◆ Required work ◆
Find every line in the records below that holds the word "equation", and copy it out.

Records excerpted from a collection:
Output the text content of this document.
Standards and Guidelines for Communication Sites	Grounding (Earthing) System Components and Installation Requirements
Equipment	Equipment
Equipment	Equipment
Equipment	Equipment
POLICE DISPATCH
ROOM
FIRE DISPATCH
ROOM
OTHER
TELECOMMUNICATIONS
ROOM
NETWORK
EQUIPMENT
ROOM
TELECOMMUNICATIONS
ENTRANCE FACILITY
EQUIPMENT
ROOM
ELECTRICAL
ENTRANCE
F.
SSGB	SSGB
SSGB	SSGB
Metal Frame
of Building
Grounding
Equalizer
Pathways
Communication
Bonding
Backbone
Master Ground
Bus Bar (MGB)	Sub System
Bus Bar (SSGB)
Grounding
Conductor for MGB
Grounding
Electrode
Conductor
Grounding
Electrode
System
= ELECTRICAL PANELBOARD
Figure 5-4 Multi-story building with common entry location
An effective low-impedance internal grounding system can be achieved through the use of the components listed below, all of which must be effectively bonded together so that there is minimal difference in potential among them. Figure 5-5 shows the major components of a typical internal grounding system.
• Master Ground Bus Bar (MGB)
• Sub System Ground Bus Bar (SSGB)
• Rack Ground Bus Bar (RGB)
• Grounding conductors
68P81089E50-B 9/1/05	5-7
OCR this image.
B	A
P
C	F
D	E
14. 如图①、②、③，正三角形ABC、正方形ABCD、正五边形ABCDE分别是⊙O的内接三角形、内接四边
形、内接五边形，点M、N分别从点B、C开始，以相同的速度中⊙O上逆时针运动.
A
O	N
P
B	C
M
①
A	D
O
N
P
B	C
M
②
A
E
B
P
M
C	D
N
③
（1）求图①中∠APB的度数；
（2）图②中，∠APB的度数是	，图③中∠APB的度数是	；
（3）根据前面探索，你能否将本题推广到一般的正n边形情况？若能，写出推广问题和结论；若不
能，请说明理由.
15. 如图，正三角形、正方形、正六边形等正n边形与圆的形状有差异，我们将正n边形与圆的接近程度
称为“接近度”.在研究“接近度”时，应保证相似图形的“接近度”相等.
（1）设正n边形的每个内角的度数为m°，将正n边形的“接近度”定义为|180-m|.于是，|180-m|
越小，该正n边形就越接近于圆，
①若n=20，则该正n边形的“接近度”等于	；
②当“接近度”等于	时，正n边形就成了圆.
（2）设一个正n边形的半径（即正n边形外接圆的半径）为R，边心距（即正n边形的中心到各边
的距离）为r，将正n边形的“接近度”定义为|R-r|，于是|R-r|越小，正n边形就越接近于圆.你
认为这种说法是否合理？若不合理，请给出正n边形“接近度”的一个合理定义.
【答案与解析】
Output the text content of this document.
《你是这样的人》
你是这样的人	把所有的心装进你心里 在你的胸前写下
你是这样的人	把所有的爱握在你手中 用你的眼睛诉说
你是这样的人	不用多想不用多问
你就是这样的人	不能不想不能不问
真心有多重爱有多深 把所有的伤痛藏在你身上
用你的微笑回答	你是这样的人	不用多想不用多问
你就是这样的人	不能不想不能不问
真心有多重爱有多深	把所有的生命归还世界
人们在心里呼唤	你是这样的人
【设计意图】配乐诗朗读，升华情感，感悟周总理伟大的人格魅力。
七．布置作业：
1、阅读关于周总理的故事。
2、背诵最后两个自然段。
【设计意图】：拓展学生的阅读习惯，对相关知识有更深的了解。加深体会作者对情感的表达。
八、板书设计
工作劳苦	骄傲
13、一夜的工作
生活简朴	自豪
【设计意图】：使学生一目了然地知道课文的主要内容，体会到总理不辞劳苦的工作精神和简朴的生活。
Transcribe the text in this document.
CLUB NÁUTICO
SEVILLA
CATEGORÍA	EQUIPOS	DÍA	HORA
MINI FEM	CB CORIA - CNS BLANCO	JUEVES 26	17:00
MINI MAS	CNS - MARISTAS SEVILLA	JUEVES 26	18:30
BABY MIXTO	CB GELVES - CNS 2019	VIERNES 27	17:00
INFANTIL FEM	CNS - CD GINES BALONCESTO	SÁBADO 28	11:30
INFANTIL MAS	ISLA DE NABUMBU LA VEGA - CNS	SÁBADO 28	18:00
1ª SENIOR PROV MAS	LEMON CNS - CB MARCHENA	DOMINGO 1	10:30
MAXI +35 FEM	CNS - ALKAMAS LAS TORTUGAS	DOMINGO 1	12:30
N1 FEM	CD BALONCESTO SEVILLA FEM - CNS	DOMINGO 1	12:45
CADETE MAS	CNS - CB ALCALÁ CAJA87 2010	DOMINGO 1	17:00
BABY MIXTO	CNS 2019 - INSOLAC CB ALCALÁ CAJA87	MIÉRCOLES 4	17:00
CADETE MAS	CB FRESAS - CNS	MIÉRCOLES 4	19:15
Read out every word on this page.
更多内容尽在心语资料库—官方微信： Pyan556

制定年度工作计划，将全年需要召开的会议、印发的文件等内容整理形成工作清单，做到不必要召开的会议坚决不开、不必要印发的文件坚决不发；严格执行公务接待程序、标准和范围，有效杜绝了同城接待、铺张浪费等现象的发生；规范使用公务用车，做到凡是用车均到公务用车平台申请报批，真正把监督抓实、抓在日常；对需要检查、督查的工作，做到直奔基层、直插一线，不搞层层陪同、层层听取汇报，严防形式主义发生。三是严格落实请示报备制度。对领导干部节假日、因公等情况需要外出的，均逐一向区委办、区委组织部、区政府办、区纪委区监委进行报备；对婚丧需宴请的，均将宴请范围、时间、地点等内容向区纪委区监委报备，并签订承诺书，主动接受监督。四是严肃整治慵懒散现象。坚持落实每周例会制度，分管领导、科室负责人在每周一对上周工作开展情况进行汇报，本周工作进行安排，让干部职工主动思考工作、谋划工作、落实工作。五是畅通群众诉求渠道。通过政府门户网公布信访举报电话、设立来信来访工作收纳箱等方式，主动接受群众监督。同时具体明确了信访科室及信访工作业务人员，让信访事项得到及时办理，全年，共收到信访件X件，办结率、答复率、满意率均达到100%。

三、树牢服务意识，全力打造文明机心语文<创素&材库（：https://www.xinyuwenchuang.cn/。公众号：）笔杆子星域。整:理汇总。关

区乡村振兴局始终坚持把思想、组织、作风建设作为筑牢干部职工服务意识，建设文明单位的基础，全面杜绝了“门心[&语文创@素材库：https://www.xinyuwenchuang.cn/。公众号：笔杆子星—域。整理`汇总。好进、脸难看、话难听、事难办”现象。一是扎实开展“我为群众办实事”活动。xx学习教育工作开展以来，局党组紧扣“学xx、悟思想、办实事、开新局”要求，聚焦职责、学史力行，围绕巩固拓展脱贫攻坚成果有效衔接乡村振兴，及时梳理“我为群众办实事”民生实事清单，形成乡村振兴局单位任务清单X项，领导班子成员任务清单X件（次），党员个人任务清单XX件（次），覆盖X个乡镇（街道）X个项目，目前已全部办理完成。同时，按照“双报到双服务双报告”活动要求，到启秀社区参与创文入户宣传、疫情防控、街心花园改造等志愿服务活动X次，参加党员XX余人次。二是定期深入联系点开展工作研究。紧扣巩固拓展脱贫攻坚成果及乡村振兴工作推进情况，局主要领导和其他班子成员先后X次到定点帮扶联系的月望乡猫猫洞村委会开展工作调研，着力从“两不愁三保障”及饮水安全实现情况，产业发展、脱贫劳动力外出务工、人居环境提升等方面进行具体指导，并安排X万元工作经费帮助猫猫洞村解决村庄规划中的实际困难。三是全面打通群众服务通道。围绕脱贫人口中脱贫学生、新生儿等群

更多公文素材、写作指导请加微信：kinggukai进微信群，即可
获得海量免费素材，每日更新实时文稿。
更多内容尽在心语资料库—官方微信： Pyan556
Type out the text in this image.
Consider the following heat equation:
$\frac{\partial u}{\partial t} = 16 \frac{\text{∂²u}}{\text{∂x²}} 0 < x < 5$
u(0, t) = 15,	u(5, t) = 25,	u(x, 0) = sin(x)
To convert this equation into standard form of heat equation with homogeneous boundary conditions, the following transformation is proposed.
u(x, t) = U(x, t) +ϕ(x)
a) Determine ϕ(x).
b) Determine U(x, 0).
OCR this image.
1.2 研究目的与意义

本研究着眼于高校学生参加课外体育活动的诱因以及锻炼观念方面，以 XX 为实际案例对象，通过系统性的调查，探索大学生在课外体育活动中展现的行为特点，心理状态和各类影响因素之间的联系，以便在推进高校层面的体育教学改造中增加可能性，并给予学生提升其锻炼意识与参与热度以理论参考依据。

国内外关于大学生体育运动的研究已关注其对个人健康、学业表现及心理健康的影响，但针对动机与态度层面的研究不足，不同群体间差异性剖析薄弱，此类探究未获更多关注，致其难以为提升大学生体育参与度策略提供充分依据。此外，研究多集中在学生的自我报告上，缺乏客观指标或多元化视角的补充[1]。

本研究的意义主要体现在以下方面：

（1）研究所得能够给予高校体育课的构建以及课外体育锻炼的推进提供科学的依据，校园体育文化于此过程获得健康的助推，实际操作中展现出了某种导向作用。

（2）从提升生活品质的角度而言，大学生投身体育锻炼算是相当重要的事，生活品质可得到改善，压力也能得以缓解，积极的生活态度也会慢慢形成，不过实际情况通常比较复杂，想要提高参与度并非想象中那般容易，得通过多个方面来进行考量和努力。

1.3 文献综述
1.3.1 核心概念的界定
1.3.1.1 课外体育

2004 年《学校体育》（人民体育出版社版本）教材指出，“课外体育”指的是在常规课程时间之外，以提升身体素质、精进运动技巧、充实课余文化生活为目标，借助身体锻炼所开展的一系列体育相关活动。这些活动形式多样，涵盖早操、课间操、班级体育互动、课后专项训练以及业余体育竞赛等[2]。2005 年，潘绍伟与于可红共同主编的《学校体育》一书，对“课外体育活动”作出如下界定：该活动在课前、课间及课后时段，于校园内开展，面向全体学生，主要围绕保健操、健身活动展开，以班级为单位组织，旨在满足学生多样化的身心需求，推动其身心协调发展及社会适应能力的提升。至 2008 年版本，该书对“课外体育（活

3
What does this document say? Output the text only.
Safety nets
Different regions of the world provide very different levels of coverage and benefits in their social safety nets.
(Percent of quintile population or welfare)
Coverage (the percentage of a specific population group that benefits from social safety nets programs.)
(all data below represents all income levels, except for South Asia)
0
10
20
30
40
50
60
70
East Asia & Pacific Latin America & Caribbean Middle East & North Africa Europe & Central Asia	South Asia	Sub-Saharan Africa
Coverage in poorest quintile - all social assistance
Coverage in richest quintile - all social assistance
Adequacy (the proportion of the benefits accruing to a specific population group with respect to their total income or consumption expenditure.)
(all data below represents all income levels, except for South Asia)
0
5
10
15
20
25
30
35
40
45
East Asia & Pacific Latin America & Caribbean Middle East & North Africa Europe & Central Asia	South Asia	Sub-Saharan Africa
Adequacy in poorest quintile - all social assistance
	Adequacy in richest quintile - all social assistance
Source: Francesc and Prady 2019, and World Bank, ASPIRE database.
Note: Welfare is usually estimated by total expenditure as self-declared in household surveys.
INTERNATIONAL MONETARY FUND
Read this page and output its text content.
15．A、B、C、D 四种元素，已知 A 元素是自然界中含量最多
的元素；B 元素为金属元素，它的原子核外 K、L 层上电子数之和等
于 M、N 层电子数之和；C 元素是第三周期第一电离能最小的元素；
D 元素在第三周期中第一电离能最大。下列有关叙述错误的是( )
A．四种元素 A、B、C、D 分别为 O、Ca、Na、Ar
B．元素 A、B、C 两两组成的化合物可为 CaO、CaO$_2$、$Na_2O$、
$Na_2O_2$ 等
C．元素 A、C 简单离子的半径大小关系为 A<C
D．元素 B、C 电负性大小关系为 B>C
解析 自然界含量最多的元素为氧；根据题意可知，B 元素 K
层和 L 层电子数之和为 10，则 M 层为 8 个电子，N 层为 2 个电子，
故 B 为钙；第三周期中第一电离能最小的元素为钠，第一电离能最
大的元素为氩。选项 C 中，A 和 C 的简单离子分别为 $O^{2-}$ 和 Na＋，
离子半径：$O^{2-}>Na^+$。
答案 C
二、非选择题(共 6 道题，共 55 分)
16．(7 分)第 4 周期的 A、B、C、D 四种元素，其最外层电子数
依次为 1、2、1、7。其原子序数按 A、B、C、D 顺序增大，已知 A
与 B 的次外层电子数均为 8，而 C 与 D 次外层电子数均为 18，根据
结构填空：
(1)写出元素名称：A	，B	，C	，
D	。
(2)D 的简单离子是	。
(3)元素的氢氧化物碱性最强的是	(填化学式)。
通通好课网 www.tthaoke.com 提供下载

◆ Completed exercise ◆
Consider the following heat equation:
To convert this equation into standard form of heat equation with homogeneous boundary conditions, the following transformation is proposed.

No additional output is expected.